Every line that contains "课程目标" counts once; give the total number of such lines, with no other words.

(Stored records)
========================

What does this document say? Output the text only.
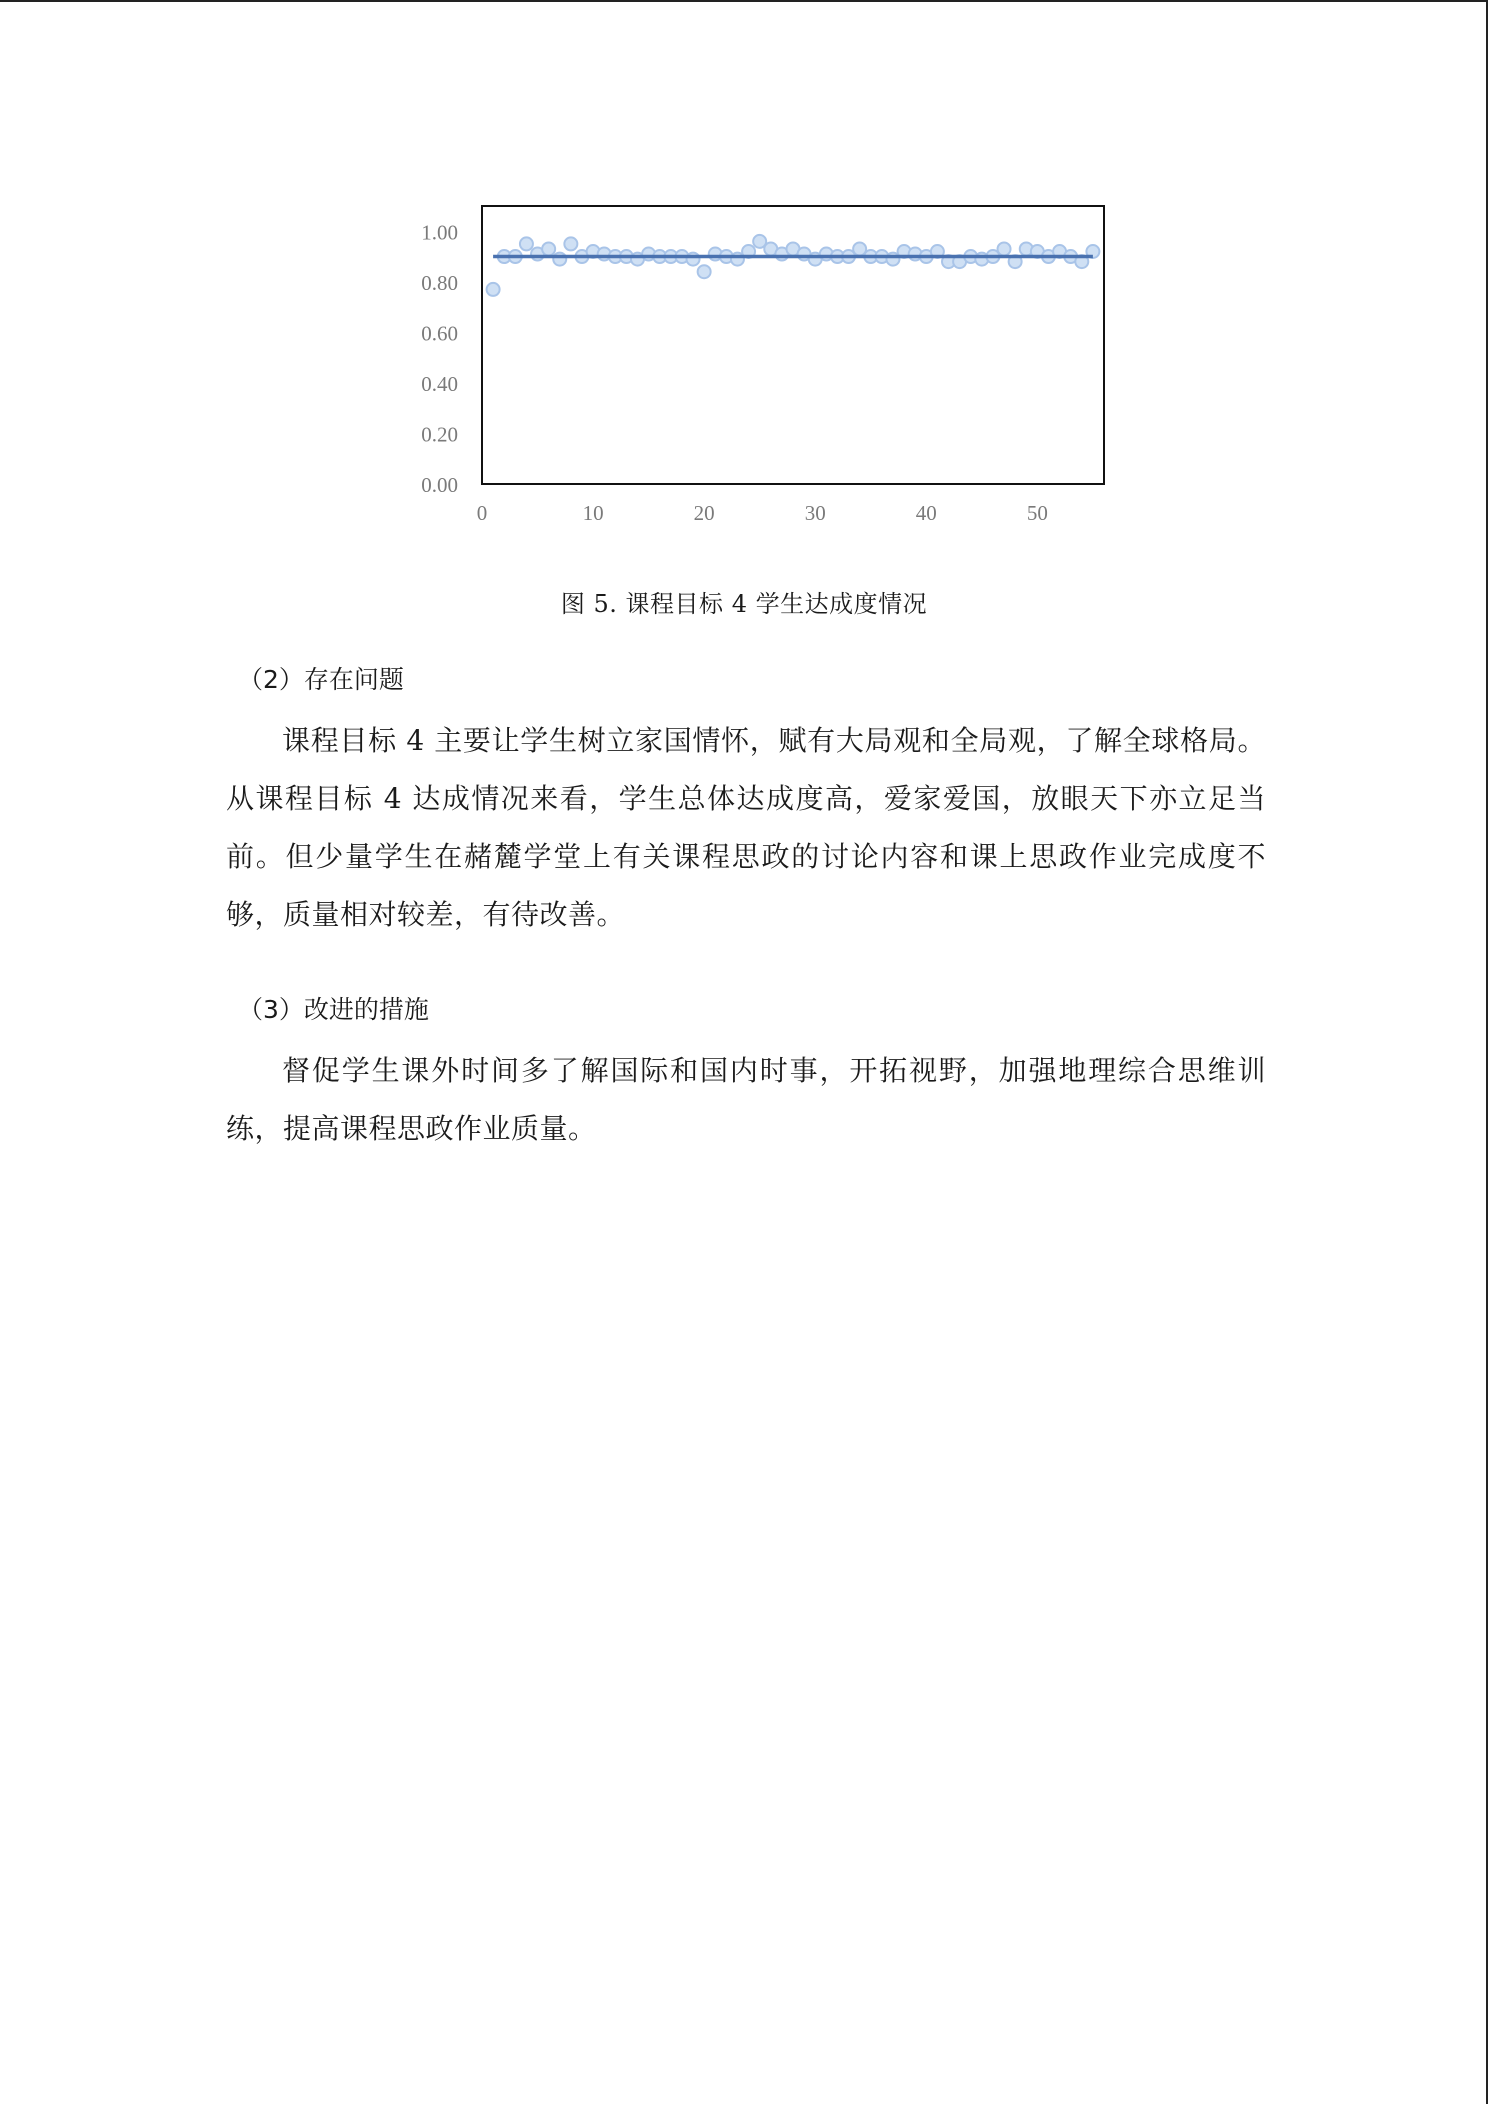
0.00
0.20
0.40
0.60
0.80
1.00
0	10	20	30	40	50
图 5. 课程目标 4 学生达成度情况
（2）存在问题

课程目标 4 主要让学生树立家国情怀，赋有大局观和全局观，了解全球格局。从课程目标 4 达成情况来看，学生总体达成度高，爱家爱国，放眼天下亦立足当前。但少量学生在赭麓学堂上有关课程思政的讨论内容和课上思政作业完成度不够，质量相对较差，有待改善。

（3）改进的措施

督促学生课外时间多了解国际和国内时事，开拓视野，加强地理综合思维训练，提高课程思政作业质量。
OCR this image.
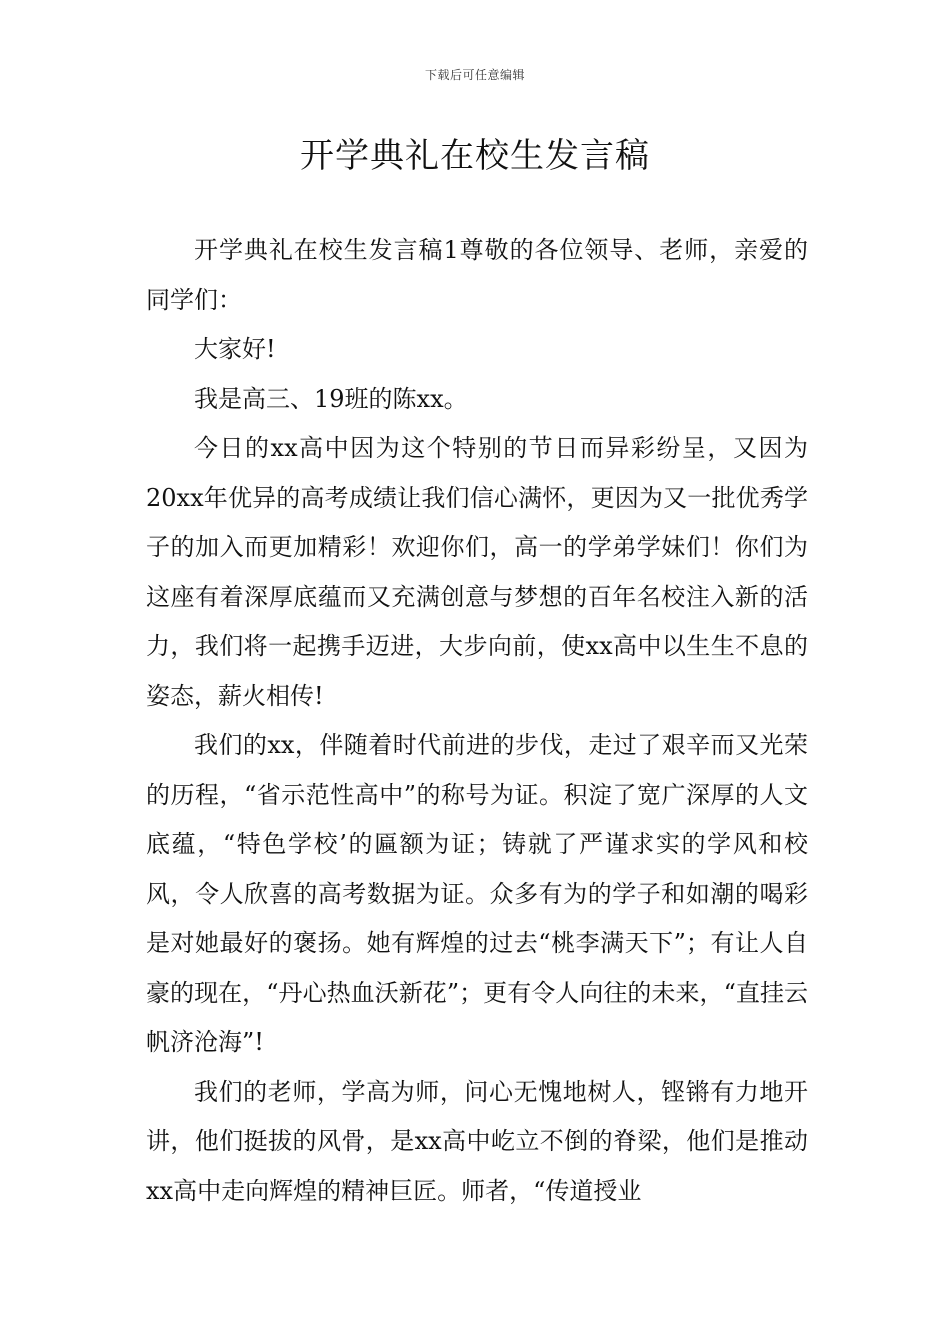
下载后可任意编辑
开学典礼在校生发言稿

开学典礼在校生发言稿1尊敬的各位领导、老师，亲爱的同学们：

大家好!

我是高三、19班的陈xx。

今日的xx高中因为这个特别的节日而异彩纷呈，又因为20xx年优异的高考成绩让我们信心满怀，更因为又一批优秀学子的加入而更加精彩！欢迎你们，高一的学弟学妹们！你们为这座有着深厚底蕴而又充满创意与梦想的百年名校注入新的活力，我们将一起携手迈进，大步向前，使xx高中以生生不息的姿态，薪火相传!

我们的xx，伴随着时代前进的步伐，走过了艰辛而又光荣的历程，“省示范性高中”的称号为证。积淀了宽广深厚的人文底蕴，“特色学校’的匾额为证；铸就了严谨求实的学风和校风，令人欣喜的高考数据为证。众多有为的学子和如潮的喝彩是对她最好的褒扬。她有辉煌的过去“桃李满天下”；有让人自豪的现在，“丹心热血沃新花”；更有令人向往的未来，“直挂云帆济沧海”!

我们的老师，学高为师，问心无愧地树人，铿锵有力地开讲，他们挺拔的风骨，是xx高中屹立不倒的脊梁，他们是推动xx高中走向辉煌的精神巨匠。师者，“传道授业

========================

• _WRITTEN SOLUTION_
2